====== Provided data

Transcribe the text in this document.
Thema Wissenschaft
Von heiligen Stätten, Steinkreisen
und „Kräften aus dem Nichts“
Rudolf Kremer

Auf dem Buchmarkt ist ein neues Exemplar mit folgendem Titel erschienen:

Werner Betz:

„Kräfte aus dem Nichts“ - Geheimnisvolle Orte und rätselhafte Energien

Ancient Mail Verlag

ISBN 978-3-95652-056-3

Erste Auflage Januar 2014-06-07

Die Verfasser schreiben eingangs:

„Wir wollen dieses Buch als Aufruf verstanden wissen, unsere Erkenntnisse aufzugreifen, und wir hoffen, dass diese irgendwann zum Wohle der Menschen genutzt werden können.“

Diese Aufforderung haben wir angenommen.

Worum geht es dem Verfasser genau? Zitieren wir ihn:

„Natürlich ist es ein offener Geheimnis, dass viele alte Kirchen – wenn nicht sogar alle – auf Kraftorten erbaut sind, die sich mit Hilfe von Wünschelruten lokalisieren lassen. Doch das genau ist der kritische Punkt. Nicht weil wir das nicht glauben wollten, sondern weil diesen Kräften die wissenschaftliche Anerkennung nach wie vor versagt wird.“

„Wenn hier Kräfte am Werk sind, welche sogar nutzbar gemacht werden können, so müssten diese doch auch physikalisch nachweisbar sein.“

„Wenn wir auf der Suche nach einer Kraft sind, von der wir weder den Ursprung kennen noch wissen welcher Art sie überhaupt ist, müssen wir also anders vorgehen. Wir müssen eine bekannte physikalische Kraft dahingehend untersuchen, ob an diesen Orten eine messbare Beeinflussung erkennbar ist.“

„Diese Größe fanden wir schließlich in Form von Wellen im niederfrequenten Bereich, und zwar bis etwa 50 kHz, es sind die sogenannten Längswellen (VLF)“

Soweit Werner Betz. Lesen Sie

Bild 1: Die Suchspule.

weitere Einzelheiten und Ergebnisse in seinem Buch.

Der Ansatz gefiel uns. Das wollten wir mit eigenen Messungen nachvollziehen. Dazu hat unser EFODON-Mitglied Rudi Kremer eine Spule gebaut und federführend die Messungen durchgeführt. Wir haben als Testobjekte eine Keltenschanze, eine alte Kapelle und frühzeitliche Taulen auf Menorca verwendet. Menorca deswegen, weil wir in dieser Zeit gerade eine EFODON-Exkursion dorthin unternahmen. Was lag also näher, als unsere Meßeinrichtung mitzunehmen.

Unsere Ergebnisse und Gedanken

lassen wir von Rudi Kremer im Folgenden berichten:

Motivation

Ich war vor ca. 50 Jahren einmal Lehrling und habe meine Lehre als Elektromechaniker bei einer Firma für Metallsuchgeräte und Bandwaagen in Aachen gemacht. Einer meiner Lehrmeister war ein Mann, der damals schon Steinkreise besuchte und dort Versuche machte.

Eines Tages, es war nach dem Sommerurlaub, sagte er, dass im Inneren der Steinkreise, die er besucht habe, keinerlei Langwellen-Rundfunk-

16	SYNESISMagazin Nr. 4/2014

============

* [What you should do] An exact copy of every record above is what's needed here.

* [Task solution]
Transcribe the text in this document.
Thema Wissenschaft
Von heiligen Stätten, Steinkreisen
und „Kräften aus dem Nichts“
Rudolf Kremer

Auf dem Buchmarkt ist ein neues Exemplar mit folgendem Titel erschienen:

Werner Betz:

„Kräfte aus dem Nichts“ - Geheimnisvolle Orte und rätselhafte Energien

Ancient Mail Verlag

ISBN 978-3-95652-056-3

Erste Auflage Januar 2014-06-07

Die Verfasser schreiben eingangs:

„Wir wollen dieses Buch als Aufruf verstanden wissen, unsere Erkenntnisse aufzugreifen, und wir hoffen, dass diese irgendwann zum Wohle der Menschen genutzt werden können.“

Diese Aufforderung haben wir angenommen.

Worum geht es dem Verfasser genau? Zitieren wir ihn:

„Natürlich ist es ein offener Geheimnis, dass viele alte Kirchen – wenn nicht sogar alle – auf Kraftorten erbaut sind, die sich mit Hilfe von Wünschelruten lokalisieren lassen. Doch das genau ist der kritische Punkt. Nicht weil wir das nicht glauben wollten, sondern weil diesen Kräften die wissenschaftliche Anerkennung nach wie vor versagt wird.“

„Wenn hier Kräfte am Werk sind, welche sogar nutzbar gemacht werden können, so müssten diese doch auch physikalisch nachweisbar sein.“

„Wenn wir auf der Suche nach einer Kraft sind, von der wir weder den Ursprung kennen noch wissen welcher Art sie überhaupt ist, müssen wir also anders vorgehen. Wir müssen eine bekannte physikalische Kraft dahingehend untersuchen, ob an diesen Orten eine messbare Beeinflussung erkennbar ist.“

„Diese Größe fanden wir schließlich in Form von Wellen im niederfrequenten Bereich, und zwar bis etwa 50 kHz, es sind die sogenannten Längswellen (VLF)“

Soweit Werner Betz. Lesen Sie

Bild 1: Die Suchspule.

weitere Einzelheiten und Ergebnisse in seinem Buch.

Der Ansatz gefiel uns. Das wollten wir mit eigenen Messungen nachvollziehen. Dazu hat unser EFODON-Mitglied Rudi Kremer eine Spule gebaut und federführend die Messungen durchgeführt. Wir haben als Testobjekte eine Keltenschanze, eine alte Kapelle und frühzeitliche Taulen auf Menorca verwendet. Menorca deswegen, weil wir in dieser Zeit gerade eine EFODON-Exkursion dorthin unternahmen. Was lag also näher, als unsere Meßeinrichtung mitzunehmen.

Unsere Ergebnisse und Gedanken

lassen wir von Rudi Kremer im Folgenden berichten:

Motivation

Ich war vor ca. 50 Jahren einmal Lehrling und habe meine Lehre als Elektromechaniker bei einer Firma für Metallsuchgeräte und Bandwaagen in Aachen gemacht. Einer meiner Lehrmeister war ein Mann, der damals schon Steinkreise besuchte und dort Versuche machte.

Eines Tages, es war nach dem Sommerurlaub, sagte er, dass im Inneren der Steinkreise, die er besucht habe, keinerlei Langwellen-Rundfunk-

16	SYNESISMagazin Nr. 4/2014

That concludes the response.